TASK REQUIREMENTS: Set down the material once more, exactly as it appears.

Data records
==*==

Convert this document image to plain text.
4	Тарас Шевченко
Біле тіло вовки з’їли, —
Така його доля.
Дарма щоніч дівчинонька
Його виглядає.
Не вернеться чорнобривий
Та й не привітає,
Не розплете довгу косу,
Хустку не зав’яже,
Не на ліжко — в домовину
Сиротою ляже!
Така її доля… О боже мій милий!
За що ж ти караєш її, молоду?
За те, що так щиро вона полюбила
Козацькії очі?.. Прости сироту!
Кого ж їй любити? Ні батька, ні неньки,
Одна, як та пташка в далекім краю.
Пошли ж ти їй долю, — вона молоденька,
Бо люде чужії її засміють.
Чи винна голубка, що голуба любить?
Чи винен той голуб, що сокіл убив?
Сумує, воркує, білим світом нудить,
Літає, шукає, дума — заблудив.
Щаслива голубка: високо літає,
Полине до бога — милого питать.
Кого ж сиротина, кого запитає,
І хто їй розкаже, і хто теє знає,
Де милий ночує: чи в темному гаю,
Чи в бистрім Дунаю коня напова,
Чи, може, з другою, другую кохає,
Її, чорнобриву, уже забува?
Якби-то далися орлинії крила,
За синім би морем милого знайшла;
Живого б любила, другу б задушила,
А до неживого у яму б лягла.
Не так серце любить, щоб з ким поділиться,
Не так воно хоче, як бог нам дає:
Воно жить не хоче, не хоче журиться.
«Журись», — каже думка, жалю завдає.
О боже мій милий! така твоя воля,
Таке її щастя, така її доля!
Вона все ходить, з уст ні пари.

==*==

CORRECT OUTPUT:
Convert this document image to plain text.
4	Тарас Шевченко
Біле тіло вовки з’їли, —
Така його доля.
Дарма щоніч дівчинонька
Його виглядає.
Не вернеться чорнобривий
Та й не привітає,
Не розплете довгу косу,
Хустку не зав’яже,
Не на ліжко — в домовину
Сиротою ляже!
Така її доля… О боже мій милий!
За що ж ти караєш її, молоду?
За те, що так щиро вона полюбила
Козацькії очі?.. Прости сироту!
Кого ж їй любити? Ні батька, ні неньки,
Одна, як та пташка в далекім краю.
Пошли ж ти їй долю, — вона молоденька,
Бо люде чужії її засміють.
Чи винна голубка, що голуба любить?
Чи винен той голуб, що сокіл убив?
Сумує, воркує, білим світом нудить,
Літає, шукає, дума — заблудив.
Щаслива голубка: високо літає,
Полине до бога — милого питать.
Кого ж сиротина, кого запитає,
І хто їй розкаже, і хто теє знає,
Де милий ночує: чи в темному гаю,
Чи в бистрім Дунаю коня напова,
Чи, може, з другою, другую кохає,
Її, чорнобриву, уже забува?
Якби-то далися орлинії крила,
За синім би морем милого знайшла;
Живого б любила, другу б задушила,
А до неживого у яму б лягла.
Не так серце любить, щоб з ким поділиться,
Не так воно хоче, як бог нам дає:
Воно жить не хоче, не хоче журиться.
«Журись», — каже думка, жалю завдає.
О боже мій милий! така твоя воля,
Таке її щастя, така її доля!
Вона все ходить, з уст ні пари.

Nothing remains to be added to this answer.